Without the pictures, output the records below word for word.

______________________________

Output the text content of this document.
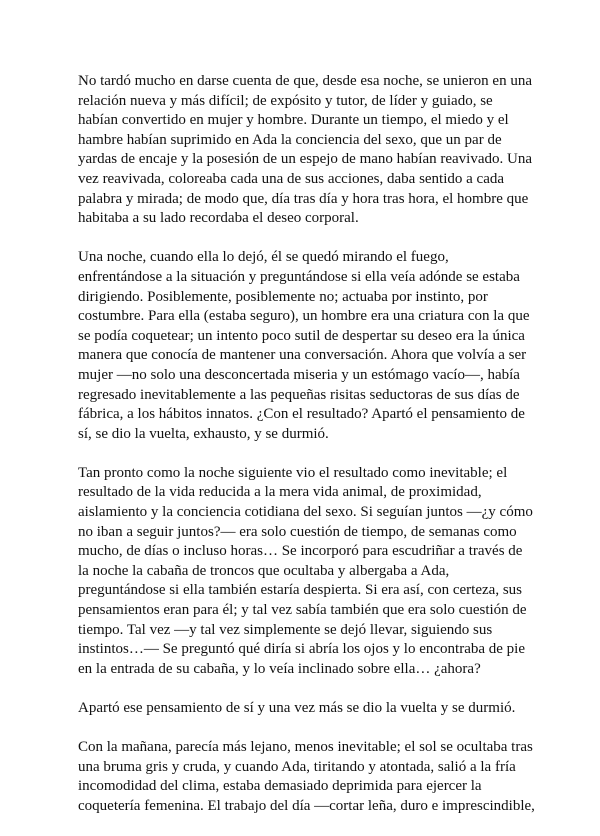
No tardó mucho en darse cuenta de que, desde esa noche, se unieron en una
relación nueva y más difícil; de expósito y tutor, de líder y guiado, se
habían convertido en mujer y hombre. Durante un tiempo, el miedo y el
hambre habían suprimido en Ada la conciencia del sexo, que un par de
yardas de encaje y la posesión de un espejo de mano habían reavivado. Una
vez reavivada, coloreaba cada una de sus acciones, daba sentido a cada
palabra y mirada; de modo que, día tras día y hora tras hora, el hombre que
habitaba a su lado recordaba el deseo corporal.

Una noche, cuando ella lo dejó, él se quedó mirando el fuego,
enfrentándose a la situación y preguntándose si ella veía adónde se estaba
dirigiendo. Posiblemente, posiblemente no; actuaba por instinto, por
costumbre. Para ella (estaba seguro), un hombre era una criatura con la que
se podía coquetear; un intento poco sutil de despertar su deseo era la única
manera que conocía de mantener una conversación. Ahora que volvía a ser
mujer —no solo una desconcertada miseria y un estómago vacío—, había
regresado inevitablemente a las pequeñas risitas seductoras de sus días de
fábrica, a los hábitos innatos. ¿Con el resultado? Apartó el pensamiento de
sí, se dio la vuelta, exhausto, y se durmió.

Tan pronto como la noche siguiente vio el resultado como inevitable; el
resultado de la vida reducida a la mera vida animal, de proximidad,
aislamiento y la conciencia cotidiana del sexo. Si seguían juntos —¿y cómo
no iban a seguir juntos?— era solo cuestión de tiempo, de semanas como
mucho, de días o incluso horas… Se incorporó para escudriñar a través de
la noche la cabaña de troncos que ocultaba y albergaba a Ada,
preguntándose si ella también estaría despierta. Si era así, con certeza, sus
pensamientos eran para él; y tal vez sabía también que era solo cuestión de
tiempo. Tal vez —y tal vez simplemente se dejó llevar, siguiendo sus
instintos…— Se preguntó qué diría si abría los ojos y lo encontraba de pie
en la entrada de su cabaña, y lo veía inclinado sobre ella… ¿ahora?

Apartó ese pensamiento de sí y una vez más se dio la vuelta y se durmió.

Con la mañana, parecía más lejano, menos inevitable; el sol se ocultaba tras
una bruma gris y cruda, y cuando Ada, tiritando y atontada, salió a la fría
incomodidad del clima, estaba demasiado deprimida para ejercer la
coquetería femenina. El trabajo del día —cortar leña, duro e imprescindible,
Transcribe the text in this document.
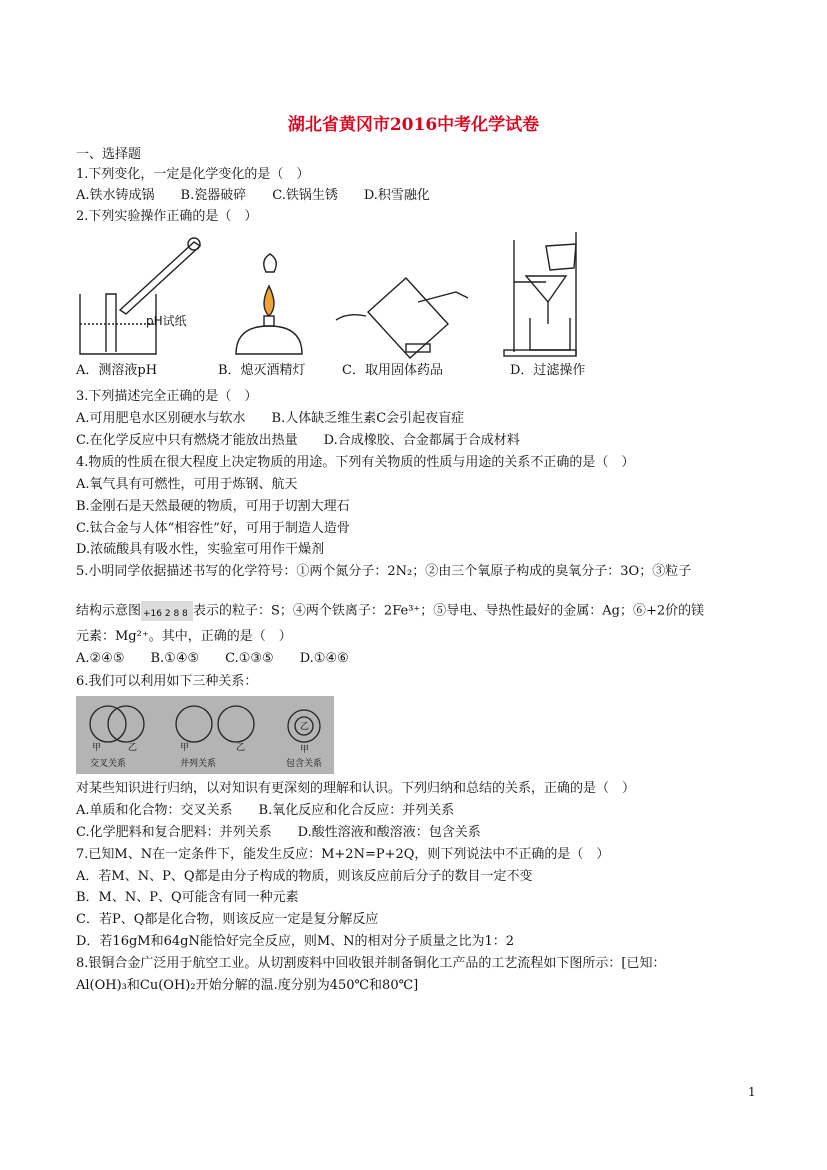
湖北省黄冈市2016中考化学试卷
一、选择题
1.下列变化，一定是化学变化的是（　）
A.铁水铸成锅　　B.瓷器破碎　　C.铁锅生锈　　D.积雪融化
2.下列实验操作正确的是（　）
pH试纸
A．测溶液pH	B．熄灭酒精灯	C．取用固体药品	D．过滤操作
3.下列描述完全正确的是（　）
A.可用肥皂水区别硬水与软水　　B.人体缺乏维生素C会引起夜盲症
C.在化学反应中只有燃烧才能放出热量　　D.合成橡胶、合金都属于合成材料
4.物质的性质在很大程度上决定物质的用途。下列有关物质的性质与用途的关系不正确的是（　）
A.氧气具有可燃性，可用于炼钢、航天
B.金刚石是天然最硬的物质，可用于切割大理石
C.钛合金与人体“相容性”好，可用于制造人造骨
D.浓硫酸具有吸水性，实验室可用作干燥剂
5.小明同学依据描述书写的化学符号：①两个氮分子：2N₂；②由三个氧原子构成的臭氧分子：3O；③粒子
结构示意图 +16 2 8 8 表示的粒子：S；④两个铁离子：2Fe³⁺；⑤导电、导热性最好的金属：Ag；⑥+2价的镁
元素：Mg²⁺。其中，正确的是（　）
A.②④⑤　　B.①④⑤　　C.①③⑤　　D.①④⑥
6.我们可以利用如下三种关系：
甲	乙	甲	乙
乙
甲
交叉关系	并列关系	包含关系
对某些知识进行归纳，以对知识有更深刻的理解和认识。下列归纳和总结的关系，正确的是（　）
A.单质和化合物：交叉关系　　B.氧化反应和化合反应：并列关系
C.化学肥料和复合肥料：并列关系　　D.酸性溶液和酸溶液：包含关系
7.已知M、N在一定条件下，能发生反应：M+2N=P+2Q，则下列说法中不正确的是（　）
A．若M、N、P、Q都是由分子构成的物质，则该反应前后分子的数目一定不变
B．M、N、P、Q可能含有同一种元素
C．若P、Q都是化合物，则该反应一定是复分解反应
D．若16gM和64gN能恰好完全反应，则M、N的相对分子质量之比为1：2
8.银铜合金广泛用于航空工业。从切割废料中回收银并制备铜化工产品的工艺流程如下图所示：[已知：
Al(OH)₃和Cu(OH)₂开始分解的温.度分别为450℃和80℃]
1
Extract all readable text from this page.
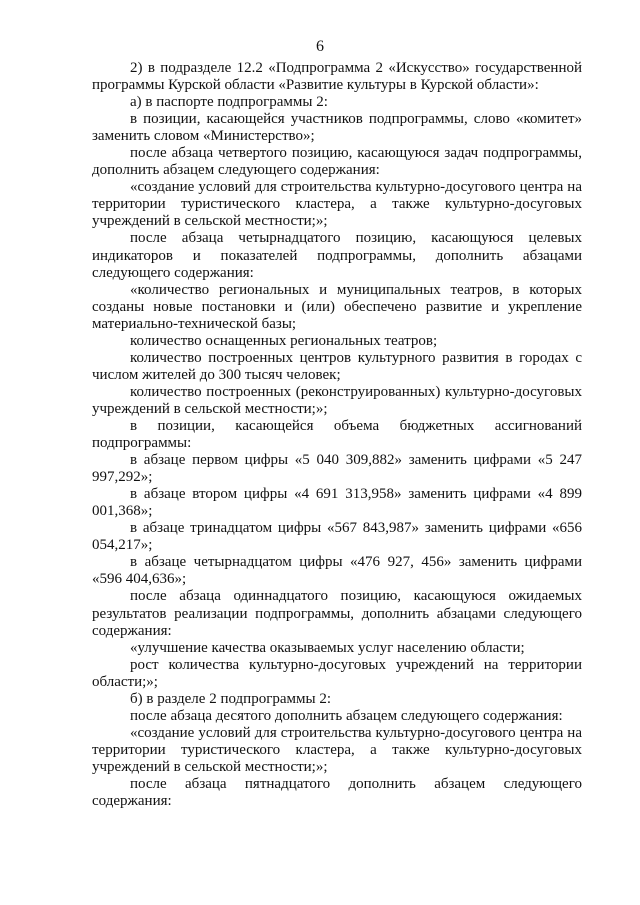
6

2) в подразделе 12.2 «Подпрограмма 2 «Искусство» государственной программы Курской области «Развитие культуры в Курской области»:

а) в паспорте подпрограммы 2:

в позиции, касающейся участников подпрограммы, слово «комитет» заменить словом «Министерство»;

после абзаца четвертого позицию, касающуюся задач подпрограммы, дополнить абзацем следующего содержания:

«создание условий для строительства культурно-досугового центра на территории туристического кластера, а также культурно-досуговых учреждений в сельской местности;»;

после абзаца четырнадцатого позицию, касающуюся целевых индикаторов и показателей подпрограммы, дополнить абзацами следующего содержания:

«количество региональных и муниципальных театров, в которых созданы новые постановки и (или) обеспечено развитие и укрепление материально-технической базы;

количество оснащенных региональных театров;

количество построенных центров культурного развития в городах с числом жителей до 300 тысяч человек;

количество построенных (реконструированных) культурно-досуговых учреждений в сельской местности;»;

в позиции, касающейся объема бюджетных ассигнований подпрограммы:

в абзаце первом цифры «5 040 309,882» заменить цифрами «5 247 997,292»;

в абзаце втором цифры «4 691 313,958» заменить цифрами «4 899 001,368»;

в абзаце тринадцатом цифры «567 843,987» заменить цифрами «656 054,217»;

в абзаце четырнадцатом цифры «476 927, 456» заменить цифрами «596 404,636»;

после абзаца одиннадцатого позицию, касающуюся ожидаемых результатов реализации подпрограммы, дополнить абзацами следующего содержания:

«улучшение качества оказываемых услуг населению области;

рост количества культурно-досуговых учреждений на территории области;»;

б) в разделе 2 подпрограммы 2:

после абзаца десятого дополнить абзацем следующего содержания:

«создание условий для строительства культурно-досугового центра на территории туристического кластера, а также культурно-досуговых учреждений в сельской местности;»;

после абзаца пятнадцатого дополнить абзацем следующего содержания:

______________________________

COMPLETED TASK.
Output the text content of this document.
No tardó mucho en darse cuenta de que, desde esa noche, se unieron en una
relación nueva y más difícil; de expósito y tutor, de líder y guiado, se
habían convertido en mujer y hombre. Durante un tiempo, el miedo y el
hambre habían suprimido en Ada la conciencia del sexo, que un par de
yardas de encaje y la posesión de un espejo de mano habían reavivado. Una
vez reavivada, coloreaba cada una de sus acciones, daba sentido a cada
palabra y mirada; de modo que, día tras día y hora tras hora, el hombre que
habitaba a su lado recordaba el deseo corporal.

Una noche, cuando ella lo dejó, él se quedó mirando el fuego,
enfrentándose a la situación y preguntándose si ella veía adónde se estaba
dirigiendo. Posiblemente, posiblemente no; actuaba por instinto, por
costumbre. Para ella (estaba seguro), un hombre era una criatura con la que
se podía coquetear; un intento poco sutil de despertar su deseo era la única
manera que conocía de mantener una conversación. Ahora que volvía a ser
mujer —no solo una desconcertada miseria y un estómago vacío—, había
regresado inevitablemente a las pequeñas risitas seductoras de sus días de
fábrica, a los hábitos innatos. ¿Con el resultado? Apartó el pensamiento de
sí, se dio la vuelta, exhausto, y se durmió.

Tan pronto como la noche siguiente vio el resultado como inevitable; el
resultado de la vida reducida a la mera vida animal, de proximidad,
aislamiento y la conciencia cotidiana del sexo. Si seguían juntos —¿y cómo
no iban a seguir juntos?— era solo cuestión de tiempo, de semanas como
mucho, de días o incluso horas… Se incorporó para escudriñar a través de
la noche la cabaña de troncos que ocultaba y albergaba a Ada,
preguntándose si ella también estaría despierta. Si era así, con certeza, sus
pensamientos eran para él; y tal vez sabía también que era solo cuestión de
tiempo. Tal vez —y tal vez simplemente se dejó llevar, siguiendo sus
instintos…— Se preguntó qué diría si abría los ojos y lo encontraba de pie
en la entrada de su cabaña, y lo veía inclinado sobre ella… ¿ahora?

Apartó ese pensamiento de sí y una vez más se dio la vuelta y se durmió.

Con la mañana, parecía más lejano, menos inevitable; el sol se ocultaba tras
una bruma gris y cruda, y cuando Ada, tiritando y atontada, salió a la fría
incomodidad del clima, estaba demasiado deprimida para ejercer la
coquetería femenina. El trabajo del día —cortar leña, duro e imprescindible,
Transcribe the text in this document.
湖北省黄冈市2016中考化学试卷
一、选择题
1.下列变化，一定是化学变化的是（　）
A.铁水铸成锅　　B.瓷器破碎　　C.铁锅生锈　　D.积雪融化
2.下列实验操作正确的是（　）
pH试纸
A．测溶液pH	B．熄灭酒精灯	C．取用固体药品	D．过滤操作
3.下列描述完全正确的是（　）
A.可用肥皂水区别硬水与软水　　B.人体缺乏维生素C会引起夜盲症
C.在化学反应中只有燃烧才能放出热量　　D.合成橡胶、合金都属于合成材料
4.物质的性质在很大程度上决定物质的用途。下列有关物质的性质与用途的关系不正确的是（　）
A.氧气具有可燃性，可用于炼钢、航天
B.金刚石是天然最硬的物质，可用于切割大理石
C.钛合金与人体“相容性”好，可用于制造人造骨
D.浓硫酸具有吸水性，实验室可用作干燥剂
5.小明同学依据描述书写的化学符号：①两个氮分子：2N₂；②由三个氧原子构成的臭氧分子：3O；③粒子
结构示意图 +16 2 8 8 表示的粒子：S；④两个铁离子：2Fe³⁺；⑤导电、导热性最好的金属：Ag；⑥+2价的镁
元素：Mg²⁺。其中，正确的是（　）
A.②④⑤　　B.①④⑤　　C.①③⑤　　D.①④⑥
6.我们可以利用如下三种关系：
甲	乙	甲	乙
乙
甲
交叉关系	并列关系	包含关系
对某些知识进行归纳，以对知识有更深刻的理解和认识。下列归纳和总结的关系，正确的是（　）
A.单质和化合物：交叉关系　　B.氧化反应和化合反应：并列关系
C.化学肥料和复合肥料：并列关系　　D.酸性溶液和酸溶液：包含关系
7.已知M、N在一定条件下，能发生反应：M+2N=P+2Q，则下列说法中不正确的是（　）
A．若M、N、P、Q都是由分子构成的物质，则该反应前后分子的数目一定不变
B．M、N、P、Q可能含有同一种元素
C．若P、Q都是化合物，则该反应一定是复分解反应
D．若16gM和64gN能恰好完全反应，则M、N的相对分子质量之比为1：2
8.银铜合金广泛用于航空工业。从切割废料中回收银并制备铜化工产品的工艺流程如下图所示：[已知：
Al(OH)₃和Cu(OH)₂开始分解的温.度分别为450℃和80℃]
1
Extract all readable text from this page.
6

2) в подразделе 12.2 «Подпрограмма 2 «Искусство» государственной программы Курской области «Развитие культуры в Курской области»:

а) в паспорте подпрограммы 2:

в позиции, касающейся участников подпрограммы, слово «комитет» заменить словом «Министерство»;

после абзаца четвертого позицию, касающуюся задач подпрограммы, дополнить абзацем следующего содержания:

«создание условий для строительства культурно-досугового центра на территории туристического кластера, а также культурно-досуговых учреждений в сельской местности;»;

после абзаца четырнадцатого позицию, касающуюся целевых индикаторов и показателей подпрограммы, дополнить абзацами следующего содержания:

«количество региональных и муниципальных театров, в которых созданы новые постановки и (или) обеспечено развитие и укрепление материально-технической базы;

количество оснащенных региональных театров;

количество построенных центров культурного развития в городах с числом жителей до 300 тысяч человек;

количество построенных (реконструированных) культурно-досуговых учреждений в сельской местности;»;

в позиции, касающейся объема бюджетных ассигнований подпрограммы:

в абзаце первом цифры «5 040 309,882» заменить цифрами «5 247 997,292»;

в абзаце втором цифры «4 691 313,958» заменить цифрами «4 899 001,368»;

в абзаце тринадцатом цифры «567 843,987» заменить цифрами «656 054,217»;

в абзаце четырнадцатом цифры «476 927, 456» заменить цифрами «596 404,636»;

после абзаца одиннадцатого позицию, касающуюся ожидаемых результатов реализации подпрограммы, дополнить абзацами следующего содержания:

«улучшение качества оказываемых услуг населению области;

рост количества культурно-досуговых учреждений на территории области;»;

б) в разделе 2 подпрограммы 2:

после абзаца десятого дополнить абзацем следующего содержания:

«создание условий для строительства культурно-досугового центра на территории туристического кластера, а также культурно-досуговых учреждений в сельской местности;»;

после абзаца пятнадцатого дополнить абзацем следующего содержания:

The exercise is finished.